** MATERIAL SUPPLIED **

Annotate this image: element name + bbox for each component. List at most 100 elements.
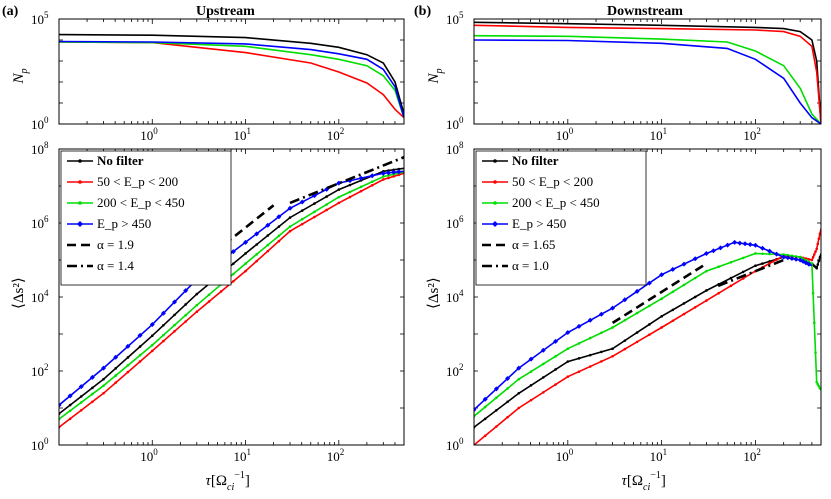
data-point <box>79 395 83 398</box>
data-point <box>173 313 176 317</box>
data-point <box>78 384 84 390</box>
data-point <box>635 340 639 344</box>
y-tick-label: 105 <box>31 10 49 27</box>
data-point <box>577 370 581 373</box>
legend-label: 50 < E_p < 200 <box>512 174 593 189</box>
data-point <box>566 360 570 363</box>
data-point <box>818 232 821 236</box>
data-point <box>517 377 521 381</box>
data-point <box>671 319 675 323</box>
x-tick-label: 101 <box>234 447 252 464</box>
data-point <box>785 255 791 261</box>
data-point <box>816 242 820 246</box>
data-point <box>195 292 199 296</box>
series-group <box>474 228 821 445</box>
data-point <box>173 323 176 327</box>
data-point <box>265 222 271 228</box>
data-point <box>255 253 258 256</box>
data-point <box>541 362 545 366</box>
data-point <box>266 249 270 253</box>
data-point <box>754 252 757 255</box>
series-line <box>474 39 821 124</box>
data-point <box>397 173 401 177</box>
data-point <box>806 261 812 267</box>
data-point <box>741 277 745 280</box>
data-point <box>288 216 292 219</box>
data-point <box>387 174 390 177</box>
panel-0: 100 101 102 100 105 Np <box>11 10 405 143</box>
data-point <box>337 195 341 199</box>
data-point <box>325 208 328 212</box>
data-point <box>101 365 107 371</box>
axes-frame <box>473 18 822 125</box>
series-line <box>474 24 821 124</box>
data-point <box>801 257 805 260</box>
data-point <box>611 326 614 329</box>
legend-box <box>60 150 232 286</box>
legend-label: α = 1.65 <box>512 237 555 252</box>
data-point <box>91 392 94 396</box>
y-tick-label: 102 <box>446 362 464 379</box>
data-point <box>810 258 814 262</box>
y-tick-label: 106 <box>31 214 49 231</box>
data-point <box>681 261 687 267</box>
data-point <box>517 391 521 395</box>
data-point <box>91 386 94 390</box>
data-point <box>818 255 821 259</box>
data-point <box>244 262 247 265</box>
data-point <box>337 201 341 205</box>
series-line <box>611 262 708 324</box>
data-point <box>385 170 391 176</box>
data-point <box>737 240 743 246</box>
data-point <box>600 360 603 363</box>
x-axis-label: τ[Ωci−1] <box>206 470 250 493</box>
legend-marker <box>78 201 82 205</box>
axes-frame <box>58 148 405 446</box>
x-tick-label: 100 <box>556 447 574 464</box>
legend-marker <box>78 180 82 184</box>
data-point <box>160 310 166 316</box>
data-point <box>693 295 697 299</box>
series-line <box>59 33 404 115</box>
data-point <box>183 288 189 294</box>
data-point <box>67 393 73 399</box>
data-point <box>789 256 795 262</box>
data-point <box>348 183 352 187</box>
data-point <box>529 384 533 387</box>
data-point <box>660 297 663 300</box>
data-point <box>102 377 105 381</box>
data-point <box>794 255 798 258</box>
data-point <box>244 269 247 273</box>
data-point <box>768 260 771 263</box>
data-point <box>816 382 820 386</box>
data-point <box>277 234 281 238</box>
data-point <box>815 247 819 251</box>
data-point <box>814 351 817 354</box>
data-point <box>635 331 639 334</box>
data-point <box>717 265 720 269</box>
data-point <box>397 167 401 171</box>
y-tick-label: 100 <box>446 436 464 453</box>
data-point <box>659 272 665 278</box>
panel-1: 100 101 102 100 105 Np <box>426 10 822 143</box>
panel-title-b: Downstream <box>607 4 683 19</box>
data-point <box>288 229 292 233</box>
data-point <box>611 354 614 358</box>
data-point <box>671 290 675 294</box>
y-tick-label: 104 <box>446 288 464 305</box>
data-point <box>646 280 652 286</box>
panel-2: 100 101 102 100 102 104 106 108 ⟨Δs²⟩ τ[Ωci−1] No … <box>11 140 405 493</box>
series-line <box>717 258 785 288</box>
data-point <box>266 243 270 247</box>
data-point <box>482 396 488 402</box>
data-point <box>162 323 165 327</box>
data-point <box>540 347 546 353</box>
y-axis-label: Np <box>426 68 445 84</box>
data-point <box>396 169 402 175</box>
x-tick-label: 101 <box>650 126 668 143</box>
data-point <box>195 310 199 314</box>
data-point <box>219 290 223 293</box>
data-point <box>243 239 249 245</box>
data-point <box>495 425 498 428</box>
data-point <box>184 320 187 323</box>
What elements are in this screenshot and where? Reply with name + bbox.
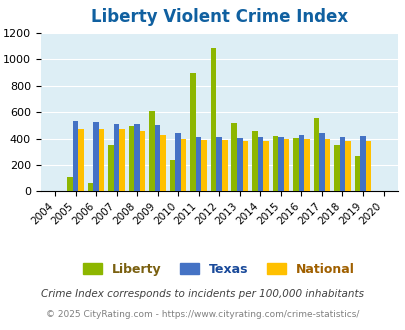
Bar xyxy=(72,121,78,191)
Bar xyxy=(344,141,350,191)
Bar xyxy=(283,139,288,191)
Bar xyxy=(113,124,119,191)
Bar xyxy=(211,48,216,191)
Legend: Liberty, Texas, National: Liberty, Texas, National xyxy=(78,258,359,281)
Bar xyxy=(333,145,339,191)
Bar xyxy=(128,126,134,191)
Bar xyxy=(78,129,83,191)
Bar xyxy=(237,138,242,191)
Bar xyxy=(272,136,277,191)
Bar xyxy=(98,129,104,191)
Bar xyxy=(298,135,303,191)
Bar xyxy=(222,140,227,191)
Bar xyxy=(140,131,145,191)
Bar xyxy=(324,139,329,191)
Bar xyxy=(318,133,324,191)
Bar xyxy=(169,160,175,191)
Bar xyxy=(67,177,72,191)
Bar xyxy=(134,124,140,191)
Bar xyxy=(93,122,98,191)
Bar xyxy=(175,133,181,191)
Bar xyxy=(181,139,186,191)
Bar xyxy=(339,137,344,191)
Bar xyxy=(257,137,262,191)
Bar xyxy=(313,118,318,191)
Bar xyxy=(365,141,371,191)
Bar xyxy=(262,141,268,191)
Bar xyxy=(252,131,257,191)
Bar xyxy=(196,137,201,191)
Bar xyxy=(292,138,298,191)
Bar xyxy=(119,129,125,191)
Bar xyxy=(149,111,154,191)
Bar xyxy=(303,139,309,191)
Text: Crime Index corresponds to incidents per 100,000 inhabitants: Crime Index corresponds to incidents per… xyxy=(41,289,364,299)
Text: © 2025 CityRating.com - https://www.cityrating.com/crime-statistics/: © 2025 CityRating.com - https://www.city… xyxy=(46,310,359,319)
Bar xyxy=(190,73,196,191)
Bar xyxy=(201,140,207,191)
Title: Liberty Violent Crime Index: Liberty Violent Crime Index xyxy=(90,8,347,26)
Bar xyxy=(160,135,166,191)
Bar xyxy=(231,123,237,191)
Bar xyxy=(359,136,365,191)
Bar xyxy=(277,137,283,191)
Bar xyxy=(216,137,222,191)
Bar xyxy=(154,125,160,191)
Bar xyxy=(242,141,247,191)
Bar xyxy=(354,156,359,191)
Bar xyxy=(108,145,113,191)
Bar xyxy=(87,183,93,191)
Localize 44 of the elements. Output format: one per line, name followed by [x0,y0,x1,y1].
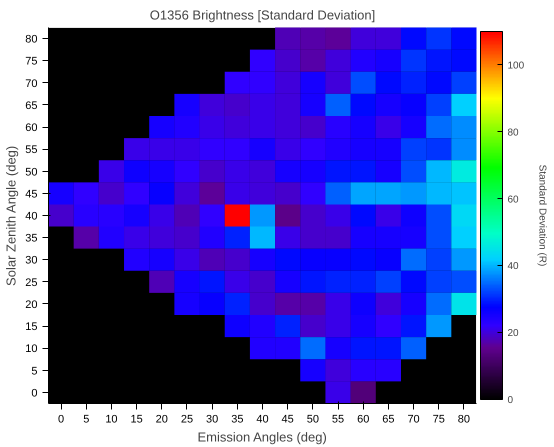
y-tick-label: 5 [31,365,38,378]
x-tick-label: 55 [332,414,344,426]
y-tick-label: 30 [25,254,38,267]
y-tick-label: 70 [25,78,38,90]
color-bar-label: 0 [508,395,514,406]
x-tick-label: 65 [382,414,395,426]
color-bar-title: Standard Deviation (R) [536,164,548,266]
x-tick-label: 50 [306,414,319,426]
y-tick-label: 10 [25,343,38,356]
y-tick-label: 60 [25,122,38,134]
y-tick-label: 35 [25,232,38,245]
x-tick-label: 45 [282,414,294,426]
chart-title: O1356 Brightness [Standard Deviation] [150,8,376,22]
y-tick-label: 40 [25,210,38,222]
y-tick-label: 45 [25,188,38,200]
color-bar-label: 80 [508,127,520,138]
y-tick-label: 55 [25,144,38,156]
color-bar-label: 60 [508,194,520,206]
x-tick-label: 15 [130,414,143,426]
y-tick-label: 25 [25,276,38,289]
y-tick-label: 75 [25,56,38,68]
color-bar-label: 100 [508,60,525,72]
x-tick-label: 20 [156,414,168,426]
x-tick-label: 70 [407,414,420,426]
x-axis-title: Emission Angles (deg) [197,430,327,444]
y-tick-label: 15 [25,321,38,334]
color-bar-label: 40 [508,261,520,272]
x-tick-label: 35 [231,414,244,426]
x-tick-label: 10 [105,414,118,426]
x-tick-label: 0 [58,414,64,426]
x-tick-label: 25 [180,414,194,426]
y-tick-label: 65 [25,100,38,112]
x-tick-label: 30 [206,414,218,426]
x-tick-label: 5 [83,414,90,426]
x-tick-label: 80 [458,414,470,426]
color-bar-label: 20 [508,328,520,340]
x-tick-label: 75 [432,414,445,426]
y-tick-label: 20 [25,298,38,311]
y-tick-label: 50 [25,166,38,178]
y-tick-label: 0 [31,387,38,400]
y-axis-title: Solar Zenith Angle (deg) [3,146,18,286]
y-tick-label: 80 [25,34,38,46]
x-tick-label: 60 [357,414,370,426]
x-tick-label: 40 [256,414,269,426]
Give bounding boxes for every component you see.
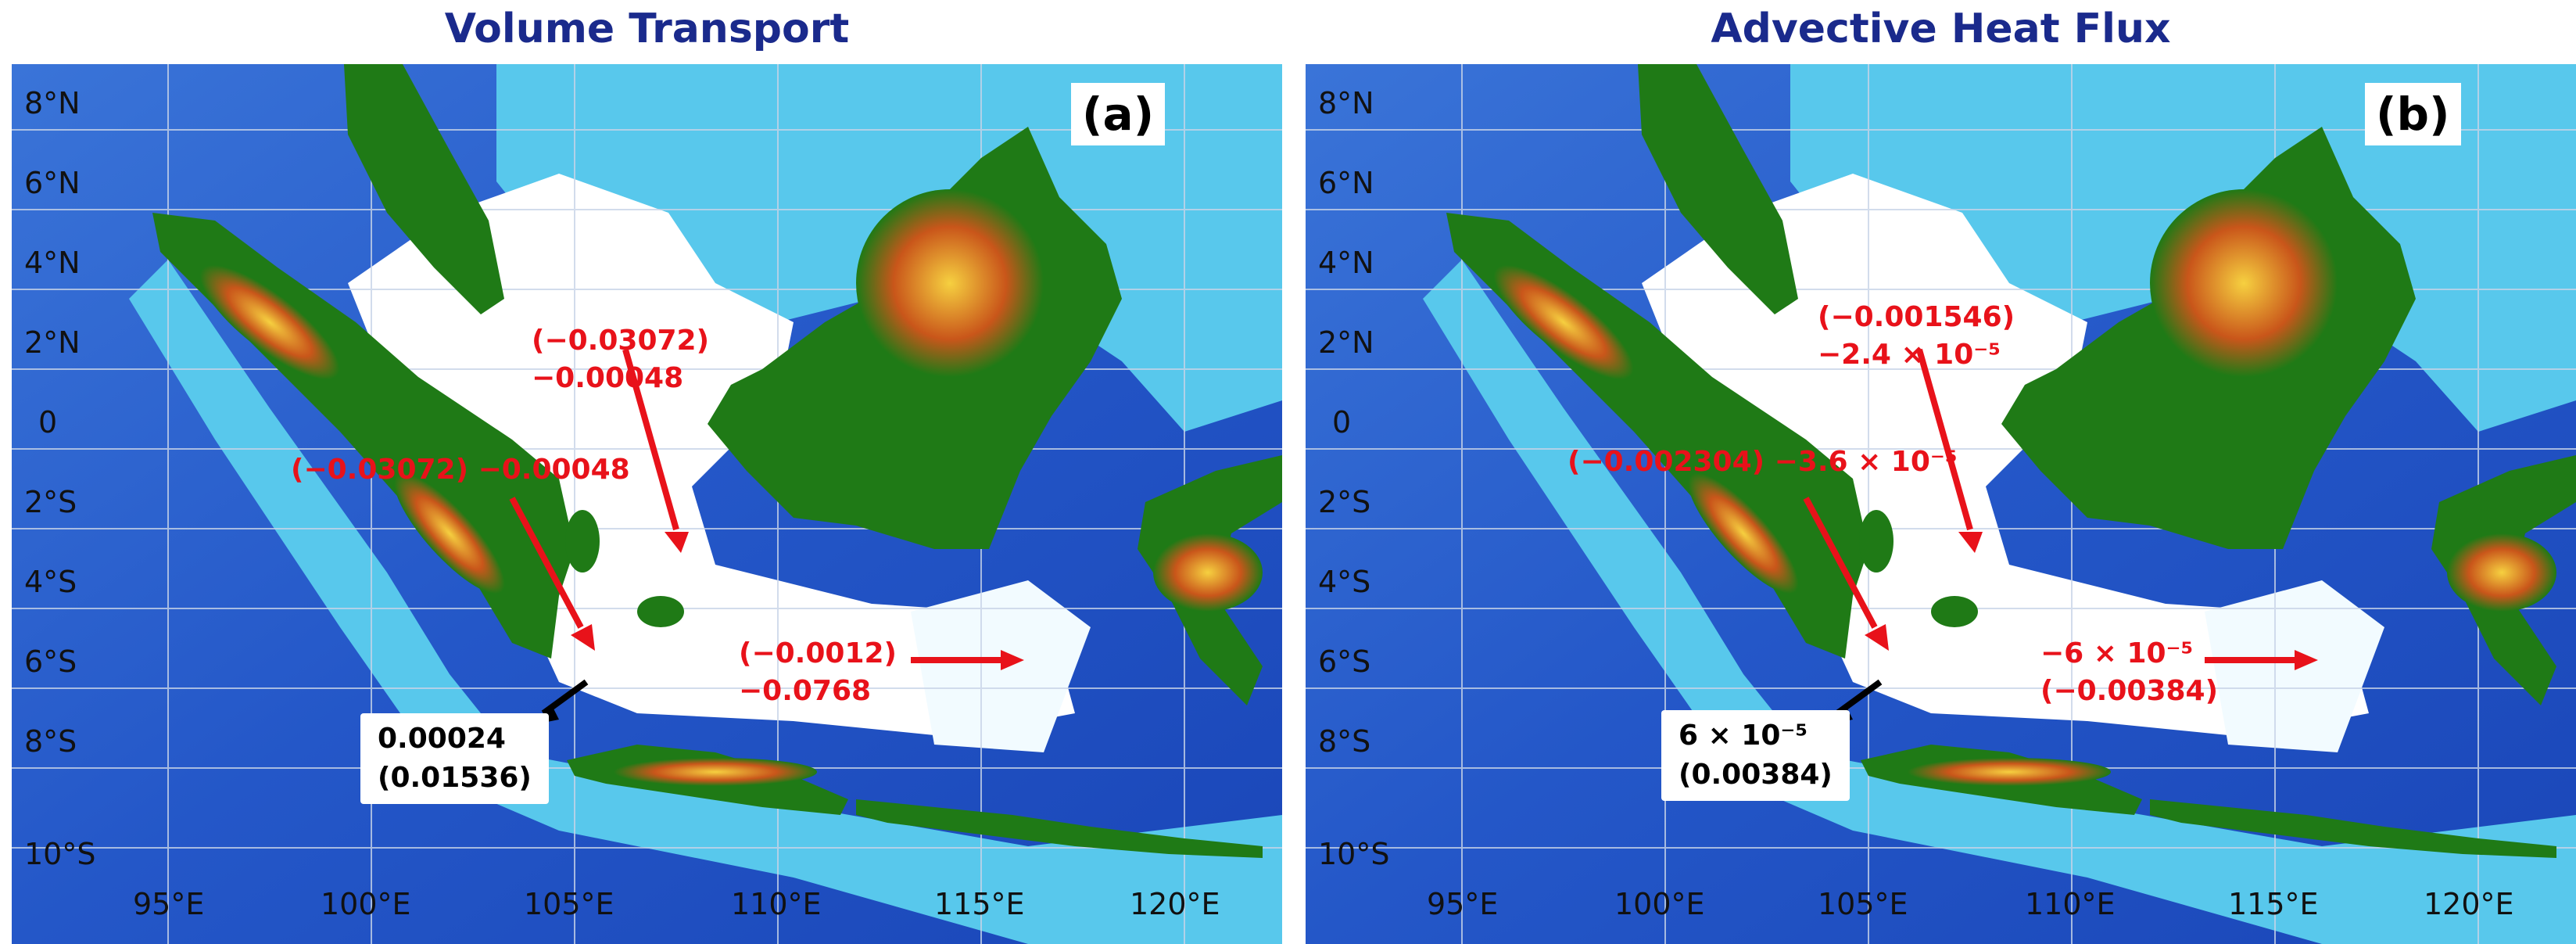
- lon-label: 115°E: [934, 887, 1025, 921]
- lat-label: 8°N: [24, 86, 81, 120]
- annotation-line: (0.01536): [378, 759, 532, 798]
- annotation-line: 0.00024: [378, 720, 532, 759]
- annotation-north: (−0.001546) −2.4 × 10⁻⁵: [1818, 299, 2015, 374]
- highland-java: [1908, 758, 2111, 786]
- annotation-sunda: 0.00024 (0.01536): [360, 713, 549, 804]
- lat-label: 4°S: [1318, 565, 1370, 599]
- annotation-north: (−0.03072) −0.00048: [532, 322, 709, 397]
- highland-java: [614, 758, 817, 786]
- highland-sulawesi: [2447, 533, 2556, 612]
- lat-label: 4°N: [24, 246, 81, 280]
- map-panel-b: 8°N 6°N 4°N 2°N 0 2°S 4°S 6°S 8°S 10°S 9…: [1306, 64, 2576, 944]
- annotation-line: (−0.03072): [532, 322, 709, 360]
- annotation-line: (−0.03072) −0.00048: [291, 451, 630, 489]
- land-bangka: [565, 510, 600, 573]
- lat-label: 8°S: [1318, 724, 1370, 759]
- panel-a-title: Volume Transport: [12, 2, 1282, 56]
- annotation-line: (−0.0012): [739, 635, 897, 673]
- lon-label: 120°E: [2424, 887, 2514, 921]
- lat-label: 0: [38, 405, 57, 440]
- annotation-line: −6 × 10⁻⁵: [2040, 635, 2218, 673]
- lat-label: 2°N: [1318, 325, 1374, 360]
- land-belitung: [1931, 596, 1978, 627]
- annotation-west: (−0.03072) −0.00048: [291, 451, 630, 489]
- lon-label: 120°E: [1130, 887, 1220, 921]
- highland-borneo: [856, 189, 1044, 377]
- annotation-sunda: 6 × 10⁻⁵ (0.00384): [1661, 710, 1850, 801]
- lon-label: 105°E: [524, 887, 614, 921]
- annotation-line: (−0.001546): [1818, 299, 2015, 336]
- highland-borneo: [2150, 189, 2338, 377]
- lat-label: 8°N: [1318, 86, 1374, 120]
- lon-label: 105°E: [1818, 887, 1908, 921]
- lat-label: 6°N: [24, 166, 81, 200]
- lon-label: 110°E: [731, 887, 822, 921]
- lat-label: 6°S: [24, 644, 77, 679]
- lon-label: 100°E: [321, 887, 411, 921]
- land-belitung: [637, 596, 684, 627]
- annotation-line: −0.0768: [739, 673, 897, 710]
- lat-label: 2°S: [1318, 485, 1370, 519]
- lat-label: 4°N: [1318, 246, 1374, 280]
- land-bangka: [1859, 510, 1893, 573]
- lat-label: 8°S: [24, 724, 77, 759]
- annotation-line: −0.00048: [532, 360, 709, 397]
- map-a-graphic: [12, 64, 1282, 944]
- annotation-west: (−0.002304) −3.6 × 10⁻⁵: [1567, 443, 1958, 481]
- panel-a-tag: (a): [1071, 83, 1165, 145]
- lat-label: 10°S: [24, 837, 95, 871]
- highland-sulawesi: [1153, 533, 1263, 612]
- panel-b-tag: (b): [2365, 83, 2461, 145]
- annotation-line: −2.4 × 10⁻⁵: [1818, 336, 2015, 374]
- annotation-east: −6 × 10⁻⁵ (−0.00384): [2040, 635, 2218, 710]
- annotation-line: 6 × 10⁻⁵: [1679, 716, 1833, 756]
- lat-label: 2°S: [24, 485, 77, 519]
- map-b-graphic: [1306, 64, 2576, 944]
- annotation-east: (−0.0012) −0.0768: [739, 635, 897, 710]
- lat-label: 0: [1332, 405, 1351, 440]
- annotation-line: (0.00384): [1679, 756, 1833, 795]
- lon-label: 110°E: [2025, 887, 2116, 921]
- lon-label: 100°E: [1614, 887, 1705, 921]
- annotation-line: (−0.00384): [2040, 673, 2218, 710]
- lat-label: 4°S: [24, 565, 77, 599]
- annotation-line: (−0.002304) −3.6 × 10⁻⁵: [1567, 443, 1958, 481]
- lon-label: 115°E: [2228, 887, 2319, 921]
- lat-label: 10°S: [1318, 837, 1389, 871]
- lat-label: 6°S: [1318, 644, 1370, 679]
- lat-label: 2°N: [24, 325, 81, 360]
- panel-b-title: Advective Heat Flux: [1306, 2, 2576, 56]
- lon-label: 95°E: [1427, 887, 1498, 921]
- lat-label: 6°N: [1318, 166, 1374, 200]
- lon-label: 95°E: [133, 887, 204, 921]
- map-panel-a: 8°N 6°N 4°N 2°N 0 2°S 4°S 6°S 8°S 10°S 9…: [12, 64, 1282, 944]
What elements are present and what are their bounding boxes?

** EXERCISE DETAILS **
Please copy the lines of the data above, from the line with "Bar xyxy=(72,121,78,191)" to the line with "Bar xyxy=(237,138,242,191)", both ends included, character for character.

** RESULT OF THIS TASK **
Bar xyxy=(72,121,78,191)
Bar xyxy=(344,141,350,191)
Bar xyxy=(283,139,288,191)
Bar xyxy=(113,124,119,191)
Bar xyxy=(211,48,216,191)
Legend: Liberty, Texas, National: Liberty, Texas, National xyxy=(78,258,359,281)
Bar xyxy=(333,145,339,191)
Bar xyxy=(128,126,134,191)
Bar xyxy=(78,129,83,191)
Bar xyxy=(237,138,242,191)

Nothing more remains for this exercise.